Supplied records —
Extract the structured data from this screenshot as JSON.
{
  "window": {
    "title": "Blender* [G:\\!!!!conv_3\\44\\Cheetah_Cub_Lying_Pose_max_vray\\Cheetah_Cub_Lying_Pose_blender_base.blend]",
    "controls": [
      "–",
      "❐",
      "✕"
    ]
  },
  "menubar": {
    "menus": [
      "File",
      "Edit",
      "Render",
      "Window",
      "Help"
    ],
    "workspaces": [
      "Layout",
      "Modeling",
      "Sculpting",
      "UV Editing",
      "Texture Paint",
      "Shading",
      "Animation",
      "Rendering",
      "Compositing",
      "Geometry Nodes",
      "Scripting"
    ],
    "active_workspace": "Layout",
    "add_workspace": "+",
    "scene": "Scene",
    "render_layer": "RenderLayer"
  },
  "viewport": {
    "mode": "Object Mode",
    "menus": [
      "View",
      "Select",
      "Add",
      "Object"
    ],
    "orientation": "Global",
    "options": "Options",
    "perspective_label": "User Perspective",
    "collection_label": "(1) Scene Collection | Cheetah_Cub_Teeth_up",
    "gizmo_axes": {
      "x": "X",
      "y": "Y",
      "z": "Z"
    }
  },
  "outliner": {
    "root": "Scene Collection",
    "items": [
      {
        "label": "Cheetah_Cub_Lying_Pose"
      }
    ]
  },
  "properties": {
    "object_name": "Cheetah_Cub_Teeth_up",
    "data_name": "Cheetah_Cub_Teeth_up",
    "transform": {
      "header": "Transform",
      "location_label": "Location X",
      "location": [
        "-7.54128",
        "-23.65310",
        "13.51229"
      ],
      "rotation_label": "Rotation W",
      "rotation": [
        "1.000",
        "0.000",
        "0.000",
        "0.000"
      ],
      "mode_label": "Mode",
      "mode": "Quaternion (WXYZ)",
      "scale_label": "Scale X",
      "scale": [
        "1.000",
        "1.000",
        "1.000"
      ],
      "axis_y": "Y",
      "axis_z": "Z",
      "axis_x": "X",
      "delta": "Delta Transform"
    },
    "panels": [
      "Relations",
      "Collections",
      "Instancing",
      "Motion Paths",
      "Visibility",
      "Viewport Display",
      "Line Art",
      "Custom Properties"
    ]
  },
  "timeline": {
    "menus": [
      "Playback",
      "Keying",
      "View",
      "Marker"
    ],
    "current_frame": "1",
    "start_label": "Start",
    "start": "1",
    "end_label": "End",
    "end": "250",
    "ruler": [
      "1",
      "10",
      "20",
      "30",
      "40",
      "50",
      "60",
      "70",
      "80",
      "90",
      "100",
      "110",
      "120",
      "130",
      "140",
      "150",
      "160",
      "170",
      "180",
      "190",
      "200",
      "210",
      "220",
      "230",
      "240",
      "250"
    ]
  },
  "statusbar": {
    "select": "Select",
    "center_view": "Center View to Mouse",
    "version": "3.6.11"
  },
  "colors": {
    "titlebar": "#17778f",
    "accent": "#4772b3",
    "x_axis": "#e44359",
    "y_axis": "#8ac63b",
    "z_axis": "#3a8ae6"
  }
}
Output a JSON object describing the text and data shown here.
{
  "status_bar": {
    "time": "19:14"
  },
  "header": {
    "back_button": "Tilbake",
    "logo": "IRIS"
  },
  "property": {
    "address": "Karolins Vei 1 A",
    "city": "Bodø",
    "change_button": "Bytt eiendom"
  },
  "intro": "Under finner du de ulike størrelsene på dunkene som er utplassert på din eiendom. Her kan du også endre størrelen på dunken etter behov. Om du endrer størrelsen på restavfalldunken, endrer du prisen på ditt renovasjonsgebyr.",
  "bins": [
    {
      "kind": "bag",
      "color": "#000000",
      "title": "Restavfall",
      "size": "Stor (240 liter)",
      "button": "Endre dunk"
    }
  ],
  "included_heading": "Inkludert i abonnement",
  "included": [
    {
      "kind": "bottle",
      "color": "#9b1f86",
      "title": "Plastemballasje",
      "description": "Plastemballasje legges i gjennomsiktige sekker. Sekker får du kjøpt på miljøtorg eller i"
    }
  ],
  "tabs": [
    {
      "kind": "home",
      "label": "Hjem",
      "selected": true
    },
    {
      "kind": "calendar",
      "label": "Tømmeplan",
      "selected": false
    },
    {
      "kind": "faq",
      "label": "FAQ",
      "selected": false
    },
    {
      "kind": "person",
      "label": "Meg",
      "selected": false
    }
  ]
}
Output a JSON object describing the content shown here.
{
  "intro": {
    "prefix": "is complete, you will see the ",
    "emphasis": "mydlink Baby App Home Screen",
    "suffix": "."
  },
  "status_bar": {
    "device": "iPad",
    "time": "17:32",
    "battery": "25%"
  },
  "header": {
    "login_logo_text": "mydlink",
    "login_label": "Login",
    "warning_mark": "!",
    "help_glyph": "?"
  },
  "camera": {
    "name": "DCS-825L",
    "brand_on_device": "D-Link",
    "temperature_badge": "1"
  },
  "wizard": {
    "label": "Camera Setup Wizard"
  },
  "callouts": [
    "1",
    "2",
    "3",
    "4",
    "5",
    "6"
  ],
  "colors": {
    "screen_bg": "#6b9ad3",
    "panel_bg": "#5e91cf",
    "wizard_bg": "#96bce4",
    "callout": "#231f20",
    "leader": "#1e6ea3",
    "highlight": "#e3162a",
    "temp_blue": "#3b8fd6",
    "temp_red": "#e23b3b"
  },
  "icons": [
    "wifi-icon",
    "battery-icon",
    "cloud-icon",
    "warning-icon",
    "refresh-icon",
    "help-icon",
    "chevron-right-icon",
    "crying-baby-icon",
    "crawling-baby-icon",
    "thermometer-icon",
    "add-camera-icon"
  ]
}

Exercise instructions — Print the entries exactly. Include every one.

Exercise output —
Extract the structured data from this screenshot as JSON.
{
  "window": {
    "title": "Blender* [G:\\!!!!conv_3\\44\\Cheetah_Cub_Lying_Pose_max_vray\\Cheetah_Cub_Lying_Pose_blender_base.blend]",
    "controls": [
      "–",
      "❐",
      "✕"
    ]
  },
  "menubar": {
    "menus": [
      "File",
      "Edit",
      "Render",
      "Window",
      "Help"
    ],
    "workspaces": [
      "Layout",
      "Modeling",
      "Sculpting",
      "UV Editing",
      "Texture Paint",
      "Shading",
      "Animation",
      "Rendering",
      "Compositing",
      "Geometry Nodes",
      "Scripting"
    ],
    "active_workspace": "Layout",
    "add_workspace": "+",
    "scene": "Scene",
    "render_layer": "RenderLayer"
  },
  "viewport": {
    "mode": "Object Mode",
    "menus": [
      "View",
      "Select",
      "Add",
      "Object"
    ],
    "orientation": "Global",
    "options": "Options",
    "perspective_label": "User Perspective",
    "collection_label": "(1) Scene Collection | Cheetah_Cub_Teeth_up",
    "gizmo_axes": {
      "x": "X",
      "y": "Y",
      "z": "Z"
    }
  },
  "outliner": {
    "root": "Scene Collection",
    "items": [
      {
        "label": "Cheetah_Cub_Lying_Pose"
      }
    ]
  },
  "properties": {
    "object_name": "Cheetah_Cub_Teeth_up",
    "data_name": "Cheetah_Cub_Teeth_up",
    "transform": {
      "header": "Transform",
      "location_label": "Location X",
      "location": [
        "-7.54128",
        "-23.65310",
        "13.51229"
      ],
      "rotation_label": "Rotation W",
      "rotation": [
        "1.000",
        "0.000",
        "0.000",
        "0.000"
      ],
      "mode_label": "Mode",
      "mode": "Quaternion (WXYZ)",
      "scale_label": "Scale X",
      "scale": [
        "1.000",
        "1.000",
        "1.000"
      ],
      "axis_y": "Y",
      "axis_z": "Z",
      "axis_x": "X",
      "delta": "Delta Transform"
    },
    "panels": [
      "Relations",
      "Collections",
      "Instancing",
      "Motion Paths",
      "Visibility",
      "Viewport Display",
      "Line Art",
      "Custom Properties"
    ]
  },
  "timeline": {
    "menus": [
      "Playback",
      "Keying",
      "View",
      "Marker"
    ],
    "current_frame": "1",
    "start_label": "Start",
    "start": "1",
    "end_label": "End",
    "end": "250",
    "ruler": [
      "1",
      "10",
      "20",
      "30",
      "40",
      "50",
      "60",
      "70",
      "80",
      "90",
      "100",
      "110",
      "120",
      "130",
      "140",
      "150",
      "160",
      "170",
      "180",
      "190",
      "200",
      "210",
      "220",
      "230",
      "240",
      "250"
    ]
  },
  "statusbar": {
    "select": "Select",
    "center_view": "Center View to Mouse",
    "version": "3.6.11"
  },
  "colors": {
    "titlebar": "#17778f",
    "accent": "#4772b3",
    "x_axis": "#e44359",
    "y_axis": "#8ac63b",
    "z_axis": "#3a8ae6"
  }
}
Output a JSON object describing the text and data shown here.
{
  "status_bar": {
    "time": "19:14"
  },
  "header": {
    "back_button": "Tilbake",
    "logo": "IRIS"
  },
  "property": {
    "address": "Karolins Vei 1 A",
    "city": "Bodø",
    "change_button": "Bytt eiendom"
  },
  "intro": "Under finner du de ulike størrelsene på dunkene som er utplassert på din eiendom. Her kan du også endre størrelen på dunken etter behov. Om du endrer størrelsen på restavfalldunken, endrer du prisen på ditt renovasjonsgebyr.",
  "bins": [
    {
      "kind": "bag",
      "color": "#000000",
      "title": "Restavfall",
      "size": "Stor (240 liter)",
      "button": "Endre dunk"
    }
  ],
  "included_heading": "Inkludert i abonnement",
  "included": [
    {
      "kind": "bottle",
      "color": "#9b1f86",
      "title": "Plastemballasje",
      "description": "Plastemballasje legges i gjennomsiktige sekker. Sekker får du kjøpt på miljøtorg eller i"
    }
  ],
  "tabs": [
    {
      "kind": "home",
      "label": "Hjem",
      "selected": true
    },
    {
      "kind": "calendar",
      "label": "Tømmeplan",
      "selected": false
    },
    {
      "kind": "faq",
      "label": "FAQ",
      "selected": false
    },
    {
      "kind": "person",
      "label": "Meg",
      "selected": false
    }
  ]
}
Output a JSON object describing the content shown here.
{
  "intro": {
    "prefix": "is complete, you will see the ",
    "emphasis": "mydlink Baby App Home Screen",
    "suffix": "."
  },
  "status_bar": {
    "device": "iPad",
    "time": "17:32",
    "battery": "25%"
  },
  "header": {
    "login_logo_text": "mydlink",
    "login_label": "Login",
    "warning_mark": "!",
    "help_glyph": "?"
  },
  "camera": {
    "name": "DCS-825L",
    "brand_on_device": "D-Link",
    "temperature_badge": "1"
  },
  "wizard": {
    "label": "Camera Setup Wizard"
  },
  "callouts": [
    "1",
    "2",
    "3",
    "4",
    "5",
    "6"
  ],
  "colors": {
    "screen_bg": "#6b9ad3",
    "panel_bg": "#5e91cf",
    "wizard_bg": "#96bce4",
    "callout": "#231f20",
    "leader": "#1e6ea3",
    "highlight": "#e3162a",
    "temp_blue": "#3b8fd6",
    "temp_red": "#e23b3b"
  },
  "icons": [
    "wifi-icon",
    "battery-icon",
    "cloud-icon",
    "warning-icon",
    "refresh-icon",
    "help-icon",
    "chevron-right-icon",
    "crying-baby-icon",
    "crawling-baby-icon",
    "thermometer-icon",
    "add-camera-icon"
  ]
}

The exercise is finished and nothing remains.